[Begin Recorded data]
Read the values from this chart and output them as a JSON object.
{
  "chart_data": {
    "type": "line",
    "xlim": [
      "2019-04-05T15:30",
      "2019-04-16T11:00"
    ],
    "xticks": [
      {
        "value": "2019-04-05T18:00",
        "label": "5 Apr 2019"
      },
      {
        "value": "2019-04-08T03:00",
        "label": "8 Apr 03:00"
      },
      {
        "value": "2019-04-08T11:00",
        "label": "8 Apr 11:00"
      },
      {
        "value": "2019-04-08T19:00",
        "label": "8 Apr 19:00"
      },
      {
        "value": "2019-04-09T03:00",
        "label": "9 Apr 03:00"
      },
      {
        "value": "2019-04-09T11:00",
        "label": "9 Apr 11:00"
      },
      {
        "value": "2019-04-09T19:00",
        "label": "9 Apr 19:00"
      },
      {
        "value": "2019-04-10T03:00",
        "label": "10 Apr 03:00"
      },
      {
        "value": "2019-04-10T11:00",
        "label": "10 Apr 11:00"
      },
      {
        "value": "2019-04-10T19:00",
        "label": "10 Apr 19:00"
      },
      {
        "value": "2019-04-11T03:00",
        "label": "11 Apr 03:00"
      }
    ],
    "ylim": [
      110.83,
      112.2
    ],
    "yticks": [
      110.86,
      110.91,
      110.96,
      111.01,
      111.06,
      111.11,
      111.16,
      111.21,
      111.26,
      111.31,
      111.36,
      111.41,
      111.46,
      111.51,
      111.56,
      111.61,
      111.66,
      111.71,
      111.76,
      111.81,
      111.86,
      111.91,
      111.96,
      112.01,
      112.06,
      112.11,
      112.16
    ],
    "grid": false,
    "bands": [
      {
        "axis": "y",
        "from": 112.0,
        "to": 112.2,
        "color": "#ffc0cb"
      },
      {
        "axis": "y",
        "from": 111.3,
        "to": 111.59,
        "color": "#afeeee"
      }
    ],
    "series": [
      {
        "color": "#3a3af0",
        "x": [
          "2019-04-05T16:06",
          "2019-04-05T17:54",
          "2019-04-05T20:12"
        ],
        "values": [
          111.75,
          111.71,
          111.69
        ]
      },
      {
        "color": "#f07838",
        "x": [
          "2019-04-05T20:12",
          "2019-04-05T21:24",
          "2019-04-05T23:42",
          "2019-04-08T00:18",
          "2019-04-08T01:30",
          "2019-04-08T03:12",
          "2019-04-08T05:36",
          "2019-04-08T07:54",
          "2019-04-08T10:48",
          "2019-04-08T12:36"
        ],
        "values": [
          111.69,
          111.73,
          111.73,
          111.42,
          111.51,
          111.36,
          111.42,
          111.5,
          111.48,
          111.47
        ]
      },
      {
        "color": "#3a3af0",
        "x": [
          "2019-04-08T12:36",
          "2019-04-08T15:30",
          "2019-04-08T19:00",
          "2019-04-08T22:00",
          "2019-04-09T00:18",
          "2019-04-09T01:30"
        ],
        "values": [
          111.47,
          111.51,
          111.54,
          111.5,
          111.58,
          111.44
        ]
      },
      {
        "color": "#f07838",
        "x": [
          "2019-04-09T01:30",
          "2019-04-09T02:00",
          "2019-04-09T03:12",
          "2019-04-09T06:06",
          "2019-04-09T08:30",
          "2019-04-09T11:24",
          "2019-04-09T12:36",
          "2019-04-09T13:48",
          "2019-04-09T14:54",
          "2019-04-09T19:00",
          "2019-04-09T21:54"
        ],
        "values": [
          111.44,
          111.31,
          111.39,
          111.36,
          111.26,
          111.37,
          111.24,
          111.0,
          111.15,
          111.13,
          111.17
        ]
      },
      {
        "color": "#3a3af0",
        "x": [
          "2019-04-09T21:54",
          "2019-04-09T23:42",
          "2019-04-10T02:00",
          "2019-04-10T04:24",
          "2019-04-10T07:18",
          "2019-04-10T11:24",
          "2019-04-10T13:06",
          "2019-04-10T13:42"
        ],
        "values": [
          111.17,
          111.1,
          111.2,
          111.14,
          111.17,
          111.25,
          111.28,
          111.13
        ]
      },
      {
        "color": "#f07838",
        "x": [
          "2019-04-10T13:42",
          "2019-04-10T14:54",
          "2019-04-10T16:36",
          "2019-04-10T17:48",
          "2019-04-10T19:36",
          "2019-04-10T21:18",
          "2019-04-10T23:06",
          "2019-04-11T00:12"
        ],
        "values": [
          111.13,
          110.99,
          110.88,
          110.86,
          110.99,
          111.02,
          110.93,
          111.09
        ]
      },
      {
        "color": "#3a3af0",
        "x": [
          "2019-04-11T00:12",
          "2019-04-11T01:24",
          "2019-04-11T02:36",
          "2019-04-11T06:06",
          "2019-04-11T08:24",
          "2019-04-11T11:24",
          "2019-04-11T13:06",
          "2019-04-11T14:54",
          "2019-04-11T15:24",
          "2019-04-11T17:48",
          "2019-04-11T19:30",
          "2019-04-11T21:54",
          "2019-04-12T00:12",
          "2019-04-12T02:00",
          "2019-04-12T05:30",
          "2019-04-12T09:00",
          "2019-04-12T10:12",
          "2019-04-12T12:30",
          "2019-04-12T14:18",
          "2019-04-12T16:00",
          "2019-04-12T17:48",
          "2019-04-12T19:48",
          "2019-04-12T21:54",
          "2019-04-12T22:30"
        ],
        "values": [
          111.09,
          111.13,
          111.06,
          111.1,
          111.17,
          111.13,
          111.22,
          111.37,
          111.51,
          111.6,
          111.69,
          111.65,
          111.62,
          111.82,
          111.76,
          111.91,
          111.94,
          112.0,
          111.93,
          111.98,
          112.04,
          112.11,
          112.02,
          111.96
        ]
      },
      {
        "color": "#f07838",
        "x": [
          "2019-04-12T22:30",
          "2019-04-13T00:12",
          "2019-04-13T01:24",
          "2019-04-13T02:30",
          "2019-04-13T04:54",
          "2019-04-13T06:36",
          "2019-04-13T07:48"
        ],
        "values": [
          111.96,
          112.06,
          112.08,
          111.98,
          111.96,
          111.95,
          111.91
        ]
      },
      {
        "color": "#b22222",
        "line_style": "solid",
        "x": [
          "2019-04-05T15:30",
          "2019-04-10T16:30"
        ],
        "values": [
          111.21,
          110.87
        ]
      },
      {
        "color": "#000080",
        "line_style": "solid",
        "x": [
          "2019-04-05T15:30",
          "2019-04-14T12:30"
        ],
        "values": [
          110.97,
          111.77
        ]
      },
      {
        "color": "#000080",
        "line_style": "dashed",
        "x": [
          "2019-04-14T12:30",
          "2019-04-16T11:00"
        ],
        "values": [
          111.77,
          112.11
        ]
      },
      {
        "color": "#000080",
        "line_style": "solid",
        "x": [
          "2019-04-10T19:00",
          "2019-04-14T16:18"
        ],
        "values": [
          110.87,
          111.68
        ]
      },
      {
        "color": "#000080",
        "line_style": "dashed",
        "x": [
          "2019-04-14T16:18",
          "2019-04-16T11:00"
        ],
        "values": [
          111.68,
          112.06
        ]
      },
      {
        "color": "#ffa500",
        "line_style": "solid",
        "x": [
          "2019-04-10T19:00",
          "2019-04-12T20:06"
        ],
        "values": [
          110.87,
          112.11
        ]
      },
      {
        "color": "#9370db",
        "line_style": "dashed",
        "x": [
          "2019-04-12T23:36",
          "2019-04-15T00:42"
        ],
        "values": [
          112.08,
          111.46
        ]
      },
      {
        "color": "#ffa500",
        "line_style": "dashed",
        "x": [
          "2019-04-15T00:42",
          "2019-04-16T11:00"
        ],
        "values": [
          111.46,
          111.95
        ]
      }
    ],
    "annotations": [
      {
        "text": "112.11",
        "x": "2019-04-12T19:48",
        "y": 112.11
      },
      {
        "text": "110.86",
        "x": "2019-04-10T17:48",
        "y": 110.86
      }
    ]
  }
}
[End Recorded data]
• **Goal of the exercise**
Please restate the records in full, word for word.

• **Task output**
Read the values from this chart and output them as a JSON object.
{
  "chart_data": {
    "type": "line",
    "xlim": [
      "2019-04-05T15:30",
      "2019-04-16T11:00"
    ],
    "xticks": [
      {
        "value": "2019-04-05T18:00",
        "label": "5 Apr 2019"
      },
      {
        "value": "2019-04-08T03:00",
        "label": "8 Apr 03:00"
      },
      {
        "value": "2019-04-08T11:00",
        "label": "8 Apr 11:00"
      },
      {
        "value": "2019-04-08T19:00",
        "label": "8 Apr 19:00"
      },
      {
        "value": "2019-04-09T03:00",
        "label": "9 Apr 03:00"
      },
      {
        "value": "2019-04-09T11:00",
        "label": "9 Apr 11:00"
      },
      {
        "value": "2019-04-09T19:00",
        "label": "9 Apr 19:00"
      },
      {
        "value": "2019-04-10T03:00",
        "label": "10 Apr 03:00"
      },
      {
        "value": "2019-04-10T11:00",
        "label": "10 Apr 11:00"
      },
      {
        "value": "2019-04-10T19:00",
        "label": "10 Apr 19:00"
      },
      {
        "value": "2019-04-11T03:00",
        "label": "11 Apr 03:00"
      }
    ],
    "ylim": [
      110.83,
      112.2
    ],
    "yticks": [
      110.86,
      110.91,
      110.96,
      111.01,
      111.06,
      111.11,
      111.16,
      111.21,
      111.26,
      111.31,
      111.36,
      111.41,
      111.46,
      111.51,
      111.56,
      111.61,
      111.66,
      111.71,
      111.76,
      111.81,
      111.86,
      111.91,
      111.96,
      112.01,
      112.06,
      112.11,
      112.16
    ],
    "grid": false,
    "bands": [
      {
        "axis": "y",
        "from": 112.0,
        "to": 112.2,
        "color": "#ffc0cb"
      },
      {
        "axis": "y",
        "from": 111.3,
        "to": 111.59,
        "color": "#afeeee"
      }
    ],
    "series": [
      {
        "color": "#3a3af0",
        "x": [
          "2019-04-05T16:06",
          "2019-04-05T17:54",
          "2019-04-05T20:12"
        ],
        "values": [
          111.75,
          111.71,
          111.69
        ]
      },
      {
        "color": "#f07838",
        "x": [
          "2019-04-05T20:12",
          "2019-04-05T21:24",
          "2019-04-05T23:42",
          "2019-04-08T00:18",
          "2019-04-08T01:30",
          "2019-04-08T03:12",
          "2019-04-08T05:36",
          "2019-04-08T07:54",
          "2019-04-08T10:48",
          "2019-04-08T12:36"
        ],
        "values": [
          111.69,
          111.73,
          111.73,
          111.42,
          111.51,
          111.36,
          111.42,
          111.5,
          111.48,
          111.47
        ]
      },
      {
        "color": "#3a3af0",
        "x": [
          "2019-04-08T12:36",
          "2019-04-08T15:30",
          "2019-04-08T19:00",
          "2019-04-08T22:00",
          "2019-04-09T00:18",
          "2019-04-09T01:30"
        ],
        "values": [
          111.47,
          111.51,
          111.54,
          111.5,
          111.58,
          111.44
        ]
      },
      {
        "color": "#f07838",
        "x": [
          "2019-04-09T01:30",
          "2019-04-09T02:00",
          "2019-04-09T03:12",
          "2019-04-09T06:06",
          "2019-04-09T08:30",
          "2019-04-09T11:24",
          "2019-04-09T12:36",
          "2019-04-09T13:48",
          "2019-04-09T14:54",
          "2019-04-09T19:00",
          "2019-04-09T21:54"
        ],
        "values": [
          111.44,
          111.31,
          111.39,
          111.36,
          111.26,
          111.37,
          111.24,
          111.0,
          111.15,
          111.13,
          111.17
        ]
      },
      {
        "color": "#3a3af0",
        "x": [
          "2019-04-09T21:54",
          "2019-04-09T23:42",
          "2019-04-10T02:00",
          "2019-04-10T04:24",
          "2019-04-10T07:18",
          "2019-04-10T11:24",
          "2019-04-10T13:06",
          "2019-04-10T13:42"
        ],
        "values": [
          111.17,
          111.1,
          111.2,
          111.14,
          111.17,
          111.25,
          111.28,
          111.13
        ]
      },
      {
        "color": "#f07838",
        "x": [
          "2019-04-10T13:42",
          "2019-04-10T14:54",
          "2019-04-10T16:36",
          "2019-04-10T17:48",
          "2019-04-10T19:36",
          "2019-04-10T21:18",
          "2019-04-10T23:06",
          "2019-04-11T00:12"
        ],
        "values": [
          111.13,
          110.99,
          110.88,
          110.86,
          110.99,
          111.02,
          110.93,
          111.09
        ]
      },
      {
        "color": "#3a3af0",
        "x": [
          "2019-04-11T00:12",
          "2019-04-11T01:24",
          "2019-04-11T02:36",
          "2019-04-11T06:06",
          "2019-04-11T08:24",
          "2019-04-11T11:24",
          "2019-04-11T13:06",
          "2019-04-11T14:54",
          "2019-04-11T15:24",
          "2019-04-11T17:48",
          "2019-04-11T19:30",
          "2019-04-11T21:54",
          "2019-04-12T00:12",
          "2019-04-12T02:00",
          "2019-04-12T05:30",
          "2019-04-12T09:00",
          "2019-04-12T10:12",
          "2019-04-12T12:30",
          "2019-04-12T14:18",
          "2019-04-12T16:00",
          "2019-04-12T17:48",
          "2019-04-12T19:48",
          "2019-04-12T21:54",
          "2019-04-12T22:30"
        ],
        "values": [
          111.09,
          111.13,
          111.06,
          111.1,
          111.17,
          111.13,
          111.22,
          111.37,
          111.51,
          111.6,
          111.69,
          111.65,
          111.62,
          111.82,
          111.76,
          111.91,
          111.94,
          112.0,
          111.93,
          111.98,
          112.04,
          112.11,
          112.02,
          111.96
        ]
      },
      {
        "color": "#f07838",
        "x": [
          "2019-04-12T22:30",
          "2019-04-13T00:12",
          "2019-04-13T01:24",
          "2019-04-13T02:30",
          "2019-04-13T04:54",
          "2019-04-13T06:36",
          "2019-04-13T07:48"
        ],
        "values": [
          111.96,
          112.06,
          112.08,
          111.98,
          111.96,
          111.95,
          111.91
        ]
      },
      {
        "color": "#b22222",
        "line_style": "solid",
        "x": [
          "2019-04-05T15:30",
          "2019-04-10T16:30"
        ],
        "values": [
          111.21,
          110.87
        ]
      },
      {
        "color": "#000080",
        "line_style": "solid",
        "x": [
          "2019-04-05T15:30",
          "2019-04-14T12:30"
        ],
        "values": [
          110.97,
          111.77
        ]
      },
      {
        "color": "#000080",
        "line_style": "dashed",
        "x": [
          "2019-04-14T12:30",
          "2019-04-16T11:00"
        ],
        "values": [
          111.77,
          112.11
        ]
      },
      {
        "color": "#000080",
        "line_style": "solid",
        "x": [
          "2019-04-10T19:00",
          "2019-04-14T16:18"
        ],
        "values": [
          110.87,
          111.68
        ]
      },
      {
        "color": "#000080",
        "line_style": "dashed",
        "x": [
          "2019-04-14T16:18",
          "2019-04-16T11:00"
        ],
        "values": [
          111.68,
          112.06
        ]
      },
      {
        "color": "#ffa500",
        "line_style": "solid",
        "x": [
          "2019-04-10T19:00",
          "2019-04-12T20:06"
        ],
        "values": [
          110.87,
          112.11
        ]
      },
      {
        "color": "#9370db",
        "line_style": "dashed",
        "x": [
          "2019-04-12T23:36",
          "2019-04-15T00:42"
        ],
        "values": [
          112.08,
          111.46
        ]
      },
      {
        "color": "#ffa500",
        "line_style": "dashed",
        "x": [
          "2019-04-15T00:42",
          "2019-04-16T11:00"
        ],
        "values": [
          111.46,
          111.95
        ]
      }
    ],
    "annotations": [
      {
        "text": "112.11",
        "x": "2019-04-12T19:48",
        "y": 112.11
      },
      {
        "text": "110.86",
        "x": "2019-04-10T17:48",
        "y": 110.86
      }
    ]
  }
}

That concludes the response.